Trecho fornecido.
::::

O Estado de S. Paulo
Não resta alternativa ao governo Lula senão estabelecer um canal de alto nível com a Casa Branca
O relacionamento entre o Brasil e os EUA
passa por um momento de grandes desafios com os desdobramentos da opção feita
por Trump de utilizar a lei de emergência econômica (International Emergency
Economic Power Act - Ieepa) como fundamento das tarifas aplicadas aos produtos
nacionais.
Trump assinou na semana passada ordem executiva baseada na Ieepa que dá poderes ao presidente norte-americano para tomar medidas de modo a afastar as ameaças à economia dos EUA e à segurança nacional. Essa lei tem sido usada como justificativa para as tarifas de todos os países, mas está tendo desdobramentos políticos internos com o Brasil. Por outro lado, para alguns outros países, a base legal para a aplicação das tarifas está amparada pela Seção 232 do Trade Expansion Act de 1962, que trata a questão da segurança nacional sob o ângulo comercial, sem declaração de emergência. No caso da China, a legislação invocada foi a Seção 301 do Trade Act de 1974.

::::

Dados fornecidos.
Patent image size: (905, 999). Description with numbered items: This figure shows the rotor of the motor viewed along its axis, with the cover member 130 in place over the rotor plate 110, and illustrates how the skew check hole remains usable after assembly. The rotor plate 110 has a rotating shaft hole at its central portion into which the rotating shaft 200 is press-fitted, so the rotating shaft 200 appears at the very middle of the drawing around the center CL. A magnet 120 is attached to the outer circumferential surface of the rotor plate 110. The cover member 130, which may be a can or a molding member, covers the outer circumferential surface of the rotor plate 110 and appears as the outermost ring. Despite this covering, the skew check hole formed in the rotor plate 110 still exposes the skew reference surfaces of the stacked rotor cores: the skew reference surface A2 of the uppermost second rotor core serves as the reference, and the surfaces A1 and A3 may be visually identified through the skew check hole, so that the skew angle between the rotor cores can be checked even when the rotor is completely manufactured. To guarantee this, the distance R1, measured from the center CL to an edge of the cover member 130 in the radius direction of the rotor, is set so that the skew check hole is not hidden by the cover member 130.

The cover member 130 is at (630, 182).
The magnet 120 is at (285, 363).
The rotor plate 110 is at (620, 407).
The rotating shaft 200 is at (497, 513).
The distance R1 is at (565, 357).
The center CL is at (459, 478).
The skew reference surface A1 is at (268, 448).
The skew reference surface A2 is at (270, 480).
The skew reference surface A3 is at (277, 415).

::::

Instruções.
1 > Reproduza a passagem do texto sobre as tarifas americanas que começa nas palavras "Trump assinou na" e termina logo após "Act de 1974.".
2 > Por favor, escreva a parte seguinte do texto sobre as tarifas americanas, dando sequência a partir de onde ele para.

Respostas do exercício.
1 >
Trump assinou na semana passada ordem executiva baseada na Ieepa que dá poderes ao presidente norte-americano para tomar medidas de modo a afastar as ameaças à economia dos EUA e à segurança nacional. Essa lei tem sido usada como justificativa para as tarifas de todos os países, mas está tendo desdobramentos políticos internos com o Brasil. Por outro lado, para alguns outros países, a base legal para a aplicação das tarifas está amparada pela Seção 232 do Trade Expansion Act de 1962, que trata a questão da segurança nacional sob o ângulo comercial, sem declaração de emergência. No caso da China, a legislação invocada foi a Seção 301 do Trade Act de 1974.

2 >
É importante entender a diferença entre as
duas legislações. Enquanto a Seção 232 e a 301 são implementadas pelos órgãos
técnicos de comércio exterior, a lei de emergência econômica é aplicada pelo
Departamento de Estado e pelo Tesouro, sem consulta ao Congresso, e é utilizada
como meio de pressão diplomática com caráter extraterritorial, como foi o caso
da Lei Magnitsky e, na semana passada, a pesada nota da embaixada dos EUA. A
Ieepa pode alcançar empresas ou indivíduos no Brasil. As empresas podem ser
afetadas por bloqueios bancários, encerramento de linhas de crédito
internacional, exclusão de fornecedores de peças e equipamentos e até sanções
secundárias, quando transacionam com outros países, como foi o caso da Índia,
por comprar petróleo da Rússia.
A política tarifária em relação ao Brasil tem
uma característica única por abrir a possibilidade de tratar questões políticas
e diplomáticas mais amplas e que, espera-se, estejam sendo objeto de exame e
consideração mais cuidadosos pelo governo em Brasília. As ações do Departamento
de Estado, diante da atitude antagônica de Marco Rubio em relação ao Brasil,
são inaceitáveis. O risco e a ameaça são claros e vão requerer uma defesa da
soberania e do interesse nacional mais sofisticada e responsável.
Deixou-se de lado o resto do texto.